| YOUR OBJECTIVE |
Take each line containing the word "losses" and copy it.

| DATA SHOWN |

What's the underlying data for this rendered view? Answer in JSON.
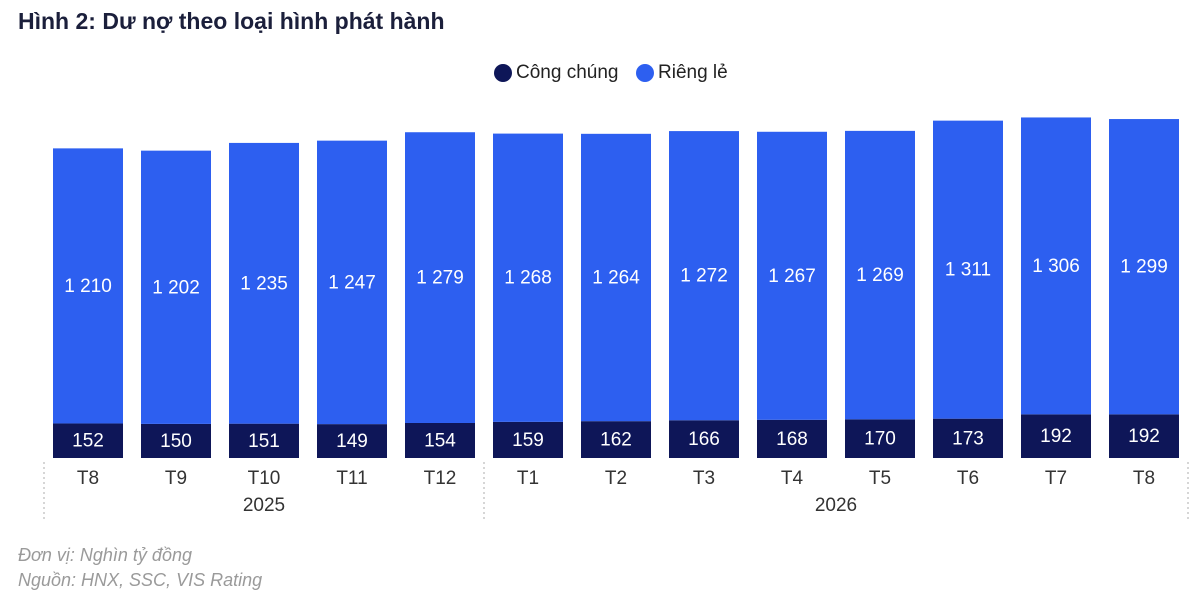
{
  "chart_data": {
    "type": "stacked_bar",
    "title": "Hình 2: Dư nợ theo loại hình phát hành",
    "groups": [
      {
        "label": "2025",
        "categories": [
          "T8",
          "T9",
          "T10",
          "T11",
          "T12"
        ]
      },
      {
        "label": "2026",
        "categories": [
          "T1",
          "T2",
          "T3",
          "T4",
          "T5",
          "T6",
          "T7",
          "T8"
        ]
      }
    ],
    "series": [
      {
        "name": "Công chúng",
        "color": "#0e1658",
        "values": [
          152,
          150,
          151,
          149,
          154,
          159,
          162,
          166,
          168,
          170,
          173,
          192,
          192
        ]
      },
      {
        "name": "Riêng lẻ",
        "color": "#2d5ff0",
        "values": [
          1210,
          1202,
          1235,
          1247,
          1279,
          1268,
          1264,
          1272,
          1267,
          1269,
          1311,
          1306,
          1299
        ],
        "value_labels": [
          "1 210",
          "1 202",
          "1 235",
          "1 247",
          "1 279",
          "1 268",
          "1 264",
          "1 272",
          "1 267",
          "1 269",
          "1 311",
          "1 306",
          "1 299"
        ]
      }
    ],
    "ylim": [
      0,
      1500
    ],
    "notes": [
      "Đơn vị: Nghìn tỷ đồng",
      "Nguồn: HNX, SSC, VIS Rating"
    ]
  }
}
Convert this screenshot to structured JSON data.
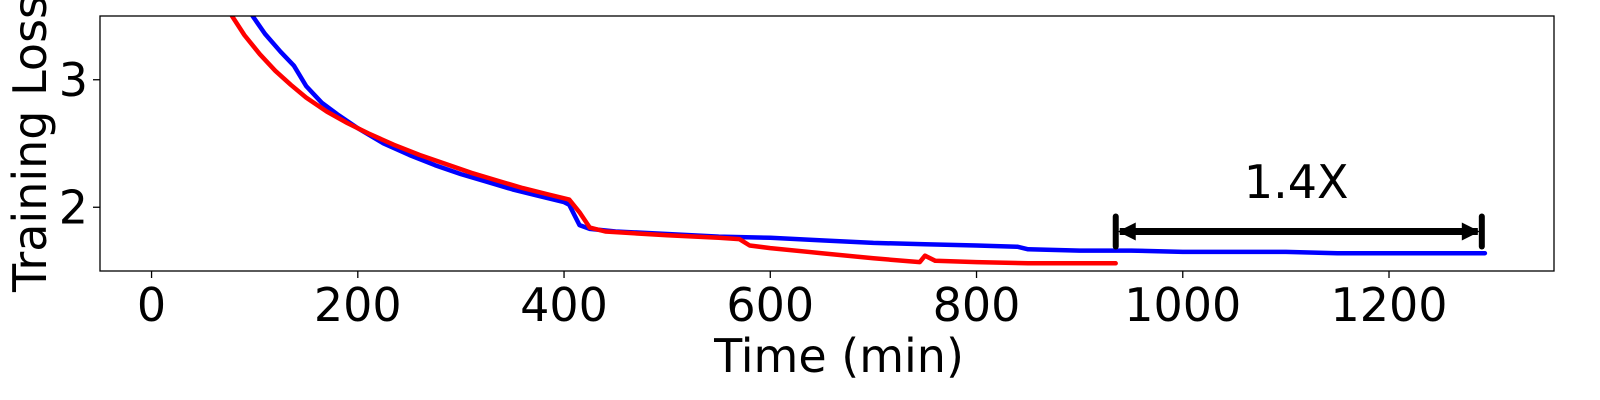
{
  "chart_data": {
    "type": "line",
    "xlabel": "Time (min)",
    "ylabel": "Training Loss",
    "xlim": [
      -50,
      1360
    ],
    "ylim": [
      1.5,
      3.5
    ],
    "x_ticks": [
      0,
      200,
      400,
      600,
      800,
      1000,
      1200
    ],
    "x_tick_labels": [
      "0",
      "200",
      "400",
      "600",
      "800",
      "1000",
      "1200"
    ],
    "y_ticks": [
      2,
      3
    ],
    "y_tick_labels": [
      "2",
      "3"
    ],
    "grid": false,
    "legend": "none",
    "series": [
      {
        "color": "#0000ff",
        "points": [
          [
            98,
            3.5
          ],
          [
            110,
            3.36
          ],
          [
            125,
            3.22
          ],
          [
            138,
            3.11
          ],
          [
            150,
            2.95
          ],
          [
            165,
            2.82
          ],
          [
            180,
            2.73
          ],
          [
            200,
            2.62
          ],
          [
            225,
            2.5
          ],
          [
            250,
            2.41
          ],
          [
            275,
            2.33
          ],
          [
            300,
            2.26
          ],
          [
            325,
            2.2
          ],
          [
            350,
            2.14
          ],
          [
            375,
            2.09
          ],
          [
            400,
            2.04
          ],
          [
            405,
            2.02
          ],
          [
            415,
            1.86
          ],
          [
            425,
            1.83
          ],
          [
            450,
            1.81
          ],
          [
            500,
            1.79
          ],
          [
            550,
            1.77
          ],
          [
            600,
            1.76
          ],
          [
            650,
            1.74
          ],
          [
            700,
            1.72
          ],
          [
            750,
            1.71
          ],
          [
            800,
            1.7
          ],
          [
            840,
            1.69
          ],
          [
            850,
            1.67
          ],
          [
            900,
            1.66
          ],
          [
            950,
            1.66
          ],
          [
            1000,
            1.65
          ],
          [
            1050,
            1.65
          ],
          [
            1100,
            1.65
          ],
          [
            1150,
            1.64
          ],
          [
            1200,
            1.64
          ],
          [
            1250,
            1.64
          ],
          [
            1293,
            1.64
          ]
        ]
      },
      {
        "color": "#ff0000",
        "points": [
          [
            78,
            3.5
          ],
          [
            90,
            3.35
          ],
          [
            105,
            3.2
          ],
          [
            120,
            3.07
          ],
          [
            135,
            2.96
          ],
          [
            150,
            2.86
          ],
          [
            170,
            2.75
          ],
          [
            190,
            2.66
          ],
          [
            210,
            2.58
          ],
          [
            235,
            2.49
          ],
          [
            260,
            2.41
          ],
          [
            285,
            2.34
          ],
          [
            310,
            2.27
          ],
          [
            335,
            2.21
          ],
          [
            360,
            2.15
          ],
          [
            385,
            2.1
          ],
          [
            405,
            2.06
          ],
          [
            415,
            1.96
          ],
          [
            425,
            1.84
          ],
          [
            440,
            1.81
          ],
          [
            500,
            1.78
          ],
          [
            550,
            1.76
          ],
          [
            570,
            1.75
          ],
          [
            580,
            1.7
          ],
          [
            600,
            1.68
          ],
          [
            650,
            1.64
          ],
          [
            700,
            1.6
          ],
          [
            745,
            1.57
          ],
          [
            750,
            1.62
          ],
          [
            760,
            1.58
          ],
          [
            800,
            1.57
          ],
          [
            850,
            1.56
          ],
          [
            900,
            1.56
          ],
          [
            935,
            1.56
          ]
        ]
      }
    ],
    "annotation": {
      "text": "1.4X",
      "text_x": 1110,
      "text_y": 2.2,
      "arrow": {
        "x_start": 935,
        "x_end": 1290,
        "y": 1.81,
        "color": "#000000"
      }
    }
  }
}
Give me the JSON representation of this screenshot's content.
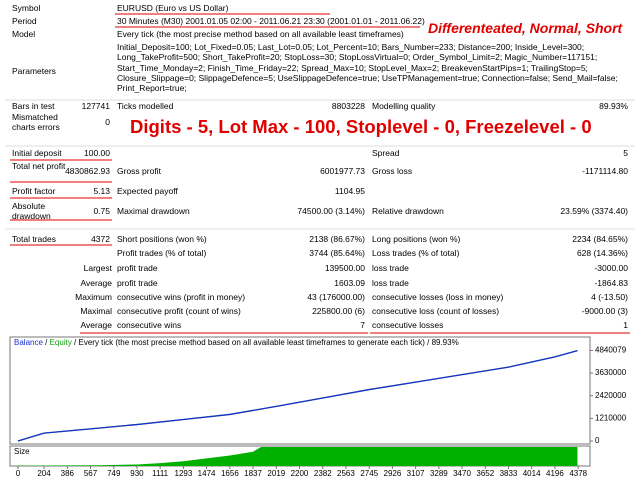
{
  "report": {
    "symbol": {
      "label": "Symbol",
      "value": "EURUSD (Euro vs US Dollar)"
    },
    "period": {
      "label": "Period",
      "value": "30 Minutes (M30) 2001.01.05 02:00 - 2011.06.21 23:30 (2001.01.01 - 2011.06.22)"
    },
    "model": {
      "label": "Model",
      "value": "Every tick (the most precise method based on all available least timeframes)"
    },
    "parameters": {
      "label": "Parameters",
      "lines": [
        "Initial_Deposit=100; Lot_Fixed=0.05; Last_Lot=0.05; Lot_Percent=10; Bars_Number=233; Distance=200; Inside_Level=300;",
        "Long_TakeProfit=500; Short_TakeProfit=20; StopLoss=30; StopLossVirtual=0; Order_Symbol_Limit=2; Magic_Number=117151;",
        "Start_Time_Monday=2; Finish_Time_Friday=22; Spread_Max=10; StopLevel_Max=2; BreakevenStartPips=1; TrailingStop=5;",
        "Closure_Slippage=0; SlippageDefence=5; UseSlippageDefence=true; UseTPManagement=true; Connection=false; Send_Mail=false;",
        "Print_Report=true;"
      ]
    },
    "rows": [
      [
        {
          "label": "Bars in test",
          "value": "127741"
        },
        {
          "label": "Ticks modelled",
          "value": "8803228"
        },
        {
          "label": "Modelling quality",
          "value": "89.93%"
        }
      ],
      [
        {
          "label": "Mismatched charts errors",
          "value": "0"
        }
      ],
      [
        {
          "label": "Initial deposit",
          "value": "100.00"
        },
        null,
        {
          "label": "Spread",
          "value": "5"
        }
      ],
      [
        {
          "label": "Total net profit",
          "value": "4830862.93"
        },
        {
          "label": "Gross profit",
          "value": "6001977.73"
        },
        {
          "label": "Gross loss",
          "value": "-1171114.80"
        }
      ],
      [
        {
          "label": "Profit factor",
          "value": "5.13"
        },
        {
          "label": "Expected payoff",
          "value": "1104.95"
        }
      ],
      [
        {
          "label": "Absolute drawdown",
          "value": "0.75"
        },
        {
          "label": "Maximal drawdown",
          "value": "74500.00 (3.14%)"
        },
        {
          "label": "Relative drawdown",
          "value": "23.59% (3374.40)"
        }
      ],
      [
        {
          "label": "Total trades",
          "value": "4372"
        },
        {
          "label": "Short positions (won %)",
          "value": "2138 (86.67%)"
        },
        {
          "label": "Long positions (won %)",
          "value": "2234 (84.65%)"
        }
      ],
      [
        null,
        {
          "label": "Profit trades (% of total)",
          "value": "3744 (85.64%)"
        },
        {
          "label": "Loss trades (% of total)",
          "value": "628 (14.36%)"
        }
      ],
      [
        {
          "label": "Largest"
        },
        {
          "label": "profit trade",
          "value": "139500.00"
        },
        {
          "label": "loss trade",
          "value": "-3000.00"
        }
      ],
      [
        {
          "label": "Average"
        },
        {
          "label": "profit trade",
          "value": "1603.09"
        },
        {
          "label": "loss trade",
          "value": "-1864.83"
        }
      ],
      [
        {
          "label": "Maximum"
        },
        {
          "label": "consecutive wins (profit in money)",
          "value": "43 (176000.00)"
        },
        {
          "label": "consecutive losses (loss in money)",
          "value": "4 (-13.50)"
        }
      ],
      [
        {
          "label": "Maximal"
        },
        {
          "label": "consecutive profit (count of wins)",
          "value": "225800.00 (6)"
        },
        {
          "label": "consecutive loss (count of losses)",
          "value": "-9000.00 (3)"
        }
      ],
      [
        {
          "label": "Average"
        },
        {
          "label": "consecutive wins",
          "value": "7"
        },
        {
          "label": "consecutive losses",
          "value": "1"
        }
      ]
    ]
  },
  "annotations": [
    "Differenteated, Normal, Short",
    "Digits - 5, Lot Max - 100, Stoplevel - 0, Freezelevel - 0"
  ],
  "chart_data": [
    {
      "type": "line",
      "title": "Every tick (the most precise method based on all available least timeframes to generate each tick)",
      "quality": "89.93%",
      "series": [
        {
          "name": "Balance",
          "color": "#1c2fd0",
          "x": [
            0,
            204,
            567,
            930,
            1293,
            1656,
            2019,
            2382,
            2745,
            3107,
            3470,
            3833,
            4196,
            4372
          ],
          "values": [
            100,
            420000,
            650000,
            880000,
            1150000,
            1420000,
            1850000,
            2300000,
            2750000,
            3150000,
            3550000,
            3950000,
            4500000,
            4830963
          ]
        },
        {
          "name": "Equity",
          "color": "#12a012",
          "x": [
            0,
            204,
            567,
            930,
            1293,
            1656,
            2019,
            2382,
            2745,
            3107,
            3470,
            3833,
            4196,
            4372
          ],
          "values": [
            100,
            420000,
            650000,
            880000,
            1150000,
            1420000,
            1850000,
            2300000,
            2750000,
            3150000,
            3550000,
            3950000,
            4500000,
            4830963
          ]
        }
      ],
      "xlim": [
        -62,
        4470
      ],
      "ylim": [
        0,
        5400000
      ],
      "yticks": [
        0,
        1210000,
        2420000,
        3630000,
        4840079
      ]
    },
    {
      "type": "area",
      "title": "Size",
      "color": "#00b000",
      "x": [
        0,
        640,
        930,
        1111,
        1293,
        1474,
        1656,
        1837,
        1900,
        4372
      ],
      "values": [
        2,
        4,
        8,
        15,
        25,
        40,
        55,
        75,
        100,
        100
      ],
      "xlim": [
        -62,
        4470
      ],
      "ylim": [
        0,
        100
      ],
      "xticks": [
        0,
        204,
        386,
        567,
        749,
        930,
        1111,
        1293,
        1474,
        1656,
        1837,
        2019,
        2200,
        2382,
        2563,
        2745,
        2926,
        3107,
        3289,
        3470,
        3652,
        3833,
        4014,
        4196,
        4378
      ]
    }
  ]
}
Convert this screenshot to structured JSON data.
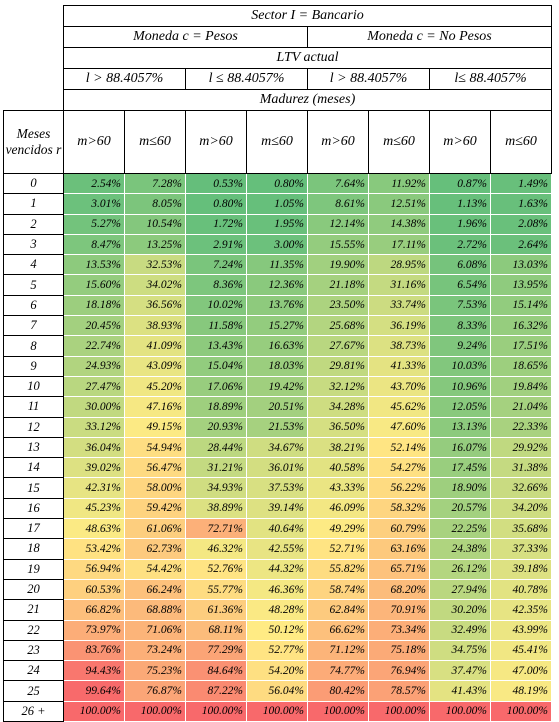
{
  "header": {
    "sector": "Sector I = Bancario",
    "currency_groups": [
      "Moneda c = Pesos",
      "Moneda c = No Pesos"
    ],
    "ltv_title": "LTV actual",
    "ltv_groups": [
      "l > 88.4057%",
      "l ≤ 88.4057%",
      "l > 88.4057%",
      "l≤ 88.4057%"
    ],
    "maturity_title": "Madurez (meses)",
    "row_header": "Meses vencidos r",
    "columns": [
      "m>60",
      "m≤60",
      "m>60",
      "m≤60",
      "m>60",
      "m≤60",
      "m>60",
      "m≤60"
    ]
  },
  "rows": [
    {
      "label": "0",
      "values": [
        "2.54%",
        "7.28%",
        "0.53%",
        "0.80%",
        "7.64%",
        "11.92%",
        "0.87%",
        "1.49%"
      ]
    },
    {
      "label": "1",
      "values": [
        "3.01%",
        "8.05%",
        "0.80%",
        "1.05%",
        "8.61%",
        "12.51%",
        "1.13%",
        "1.63%"
      ]
    },
    {
      "label": "2",
      "values": [
        "5.27%",
        "10.54%",
        "1.72%",
        "1.95%",
        "12.14%",
        "14.38%",
        "1.96%",
        "2.08%"
      ]
    },
    {
      "label": "3",
      "values": [
        "8.47%",
        "13.25%",
        "2.91%",
        "3.00%",
        "15.55%",
        "17.11%",
        "2.72%",
        "2.64%"
      ]
    },
    {
      "label": "4",
      "values": [
        "13.53%",
        "32.53%",
        "7.24%",
        "11.35%",
        "19.90%",
        "28.95%",
        "6.08%",
        "13.03%"
      ]
    },
    {
      "label": "5",
      "values": [
        "15.60%",
        "34.02%",
        "8.36%",
        "12.36%",
        "21.18%",
        "31.16%",
        "6.54%",
        "13.95%"
      ]
    },
    {
      "label": "6",
      "values": [
        "18.18%",
        "36.56%",
        "10.02%",
        "13.76%",
        "23.50%",
        "33.74%",
        "7.53%",
        "15.14%"
      ]
    },
    {
      "label": "7",
      "values": [
        "20.45%",
        "38.93%",
        "11.58%",
        "15.27%",
        "25.68%",
        "36.19%",
        "8.33%",
        "16.32%"
      ]
    },
    {
      "label": "8",
      "values": [
        "22.74%",
        "41.09%",
        "13.43%",
        "16.63%",
        "27.67%",
        "38.73%",
        "9.24%",
        "17.51%"
      ]
    },
    {
      "label": "9",
      "values": [
        "24.93%",
        "43.09%",
        "15.04%",
        "18.03%",
        "29.81%",
        "41.33%",
        "10.03%",
        "18.65%"
      ]
    },
    {
      "label": "10",
      "values": [
        "27.47%",
        "45.20%",
        "17.06%",
        "19.42%",
        "32.12%",
        "43.70%",
        "10.96%",
        "19.84%"
      ]
    },
    {
      "label": "11",
      "values": [
        "30.00%",
        "47.16%",
        "18.89%",
        "20.51%",
        "34.28%",
        "45.62%",
        "12.05%",
        "21.04%"
      ]
    },
    {
      "label": "12",
      "values": [
        "33.12%",
        "49.15%",
        "20.93%",
        "21.53%",
        "36.50%",
        "47.60%",
        "13.13%",
        "22.33%"
      ]
    },
    {
      "label": "13",
      "values": [
        "36.04%",
        "54.94%",
        "28.44%",
        "34.67%",
        "38.21%",
        "52.14%",
        "16.07%",
        "29.92%"
      ]
    },
    {
      "label": "14",
      "values": [
        "39.02%",
        "56.47%",
        "31.21%",
        "36.01%",
        "40.58%",
        "54.27%",
        "17.45%",
        "31.38%"
      ]
    },
    {
      "label": "15",
      "values": [
        "42.31%",
        "58.00%",
        "34.93%",
        "37.53%",
        "43.33%",
        "56.22%",
        "18.90%",
        "32.66%"
      ]
    },
    {
      "label": "16",
      "values": [
        "45.23%",
        "59.42%",
        "38.89%",
        "39.14%",
        "46.09%",
        "58.32%",
        "20.57%",
        "34.20%"
      ]
    },
    {
      "label": "17",
      "values": [
        "48.63%",
        "61.06%",
        "72.71%",
        "40.64%",
        "49.29%",
        "60.79%",
        "22.25%",
        "35.68%"
      ]
    },
    {
      "label": "18",
      "values": [
        "53.42%",
        "62.73%",
        "46.32%",
        "42.55%",
        "52.71%",
        "63.16%",
        "24.38%",
        "37.33%"
      ]
    },
    {
      "label": "19",
      "values": [
        "56.94%",
        "54.42%",
        "52.76%",
        "44.32%",
        "55.82%",
        "65.71%",
        "26.12%",
        "39.18%"
      ]
    },
    {
      "label": "20",
      "values": [
        "60.53%",
        "66.24%",
        "55.77%",
        "46.36%",
        "58.74%",
        "68.20%",
        "27.94%",
        "40.78%"
      ]
    },
    {
      "label": "21",
      "values": [
        "66.82%",
        "68.88%",
        "61.36%",
        "48.28%",
        "62.84%",
        "70.91%",
        "30.20%",
        "42.35%"
      ]
    },
    {
      "label": "22",
      "values": [
        "73.97%",
        "71.06%",
        "68.11%",
        "50.12%",
        "66.62%",
        "73.34%",
        "32.49%",
        "43.99%"
      ]
    },
    {
      "label": "23",
      "values": [
        "83.76%",
        "73.24%",
        "77.29%",
        "52.77%",
        "71.12%",
        "75.18%",
        "34.75%",
        "45.41%"
      ]
    },
    {
      "label": "24",
      "values": [
        "94.43%",
        "75.23%",
        "84.64%",
        "54.20%",
        "74.77%",
        "76.94%",
        "37.47%",
        "47.00%"
      ]
    },
    {
      "label": "25",
      "values": [
        "99.64%",
        "76.87%",
        "87.22%",
        "56.04%",
        "80.42%",
        "78.57%",
        "41.43%",
        "48.19%"
      ]
    },
    {
      "label": "26 +",
      "values": [
        "100.00%",
        "100.00%",
        "100.00%",
        "100.00%",
        "100.00%",
        "100.00%",
        "100.00%",
        "100.00%"
      ]
    }
  ],
  "color_scale": {
    "low": "#63be7b",
    "mid": "#ffeb84",
    "high": "#f8696b"
  }
}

| CORRECT RESULT |
          "label": "consecutive losses (loss in money)",
          "label": "consecutive loss (count of losses)",
          "label": "consecutive losses",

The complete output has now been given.